■ **RAW DATA**:
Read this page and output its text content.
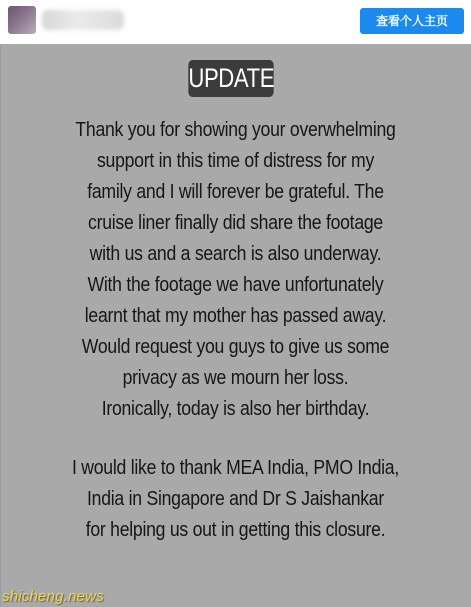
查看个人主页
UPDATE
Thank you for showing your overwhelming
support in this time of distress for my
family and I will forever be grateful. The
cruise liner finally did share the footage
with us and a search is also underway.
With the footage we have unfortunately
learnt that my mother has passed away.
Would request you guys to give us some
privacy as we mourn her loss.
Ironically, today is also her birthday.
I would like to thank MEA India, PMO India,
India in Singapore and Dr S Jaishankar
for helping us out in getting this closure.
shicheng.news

■ **TASK BRIEF**: Tally the lines in the records above that contain the word "also", and give only that number.

■ **EXPECTED OUTPUT**: 2